§ Requirements: Retype the listing that follows, exactly as written.

[Dataset records]
____
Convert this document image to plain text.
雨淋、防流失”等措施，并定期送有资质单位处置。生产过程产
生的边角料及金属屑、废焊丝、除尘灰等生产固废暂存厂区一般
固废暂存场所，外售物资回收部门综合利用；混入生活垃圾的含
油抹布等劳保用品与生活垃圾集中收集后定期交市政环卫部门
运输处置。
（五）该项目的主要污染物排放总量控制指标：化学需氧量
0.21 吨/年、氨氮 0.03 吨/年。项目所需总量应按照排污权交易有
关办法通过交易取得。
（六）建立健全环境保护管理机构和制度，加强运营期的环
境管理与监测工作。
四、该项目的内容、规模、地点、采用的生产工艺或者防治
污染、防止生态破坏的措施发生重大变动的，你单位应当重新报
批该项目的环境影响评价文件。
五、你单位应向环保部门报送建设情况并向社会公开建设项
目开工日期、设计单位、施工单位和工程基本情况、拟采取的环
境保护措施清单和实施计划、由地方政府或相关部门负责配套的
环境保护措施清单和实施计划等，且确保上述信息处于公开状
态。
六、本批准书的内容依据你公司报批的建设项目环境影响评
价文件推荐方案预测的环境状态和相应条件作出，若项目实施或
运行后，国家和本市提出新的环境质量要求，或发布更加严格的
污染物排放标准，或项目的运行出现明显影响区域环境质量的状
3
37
____
§ Exercise solution:
Convert this document image to plain text.
雨淋、防流失”等措施，并定期送有资质单位处置。生产过程产
生的边角料及金属屑、废焊丝、除尘灰等生产固废暂存厂区一般
固废暂存场所，外售物资回收部门综合利用；混入生活垃圾的含
油抹布等劳保用品与生活垃圾集中收集后定期交市政环卫部门
运输处置。
（五）该项目的主要污染物排放总量控制指标：化学需氧量
0.21 吨/年、氨氮 0.03 吨/年。项目所需总量应按照排污权交易有
关办法通过交易取得。
（六）建立健全环境保护管理机构和制度，加强运营期的环
境管理与监测工作。
四、该项目的内容、规模、地点、采用的生产工艺或者防治
污染、防止生态破坏的措施发生重大变动的，你单位应当重新报
批该项目的环境影响评价文件。
五、你单位应向环保部门报送建设情况并向社会公开建设项
目开工日期、设计单位、施工单位和工程基本情况、拟采取的环
境保护措施清单和实施计划、由地方政府或相关部门负责配套的
环境保护措施清单和实施计划等，且确保上述信息处于公开状
态。
六、本批准书的内容依据你公司报批的建设项目环境影响评
价文件推荐方案预测的环境状态和相应条件作出，若项目实施或
运行后，国家和本市提出新的环境质量要求，或发布更加严格的
污染物排放标准，或项目的运行出现明显影响区域环境质量的状
3
37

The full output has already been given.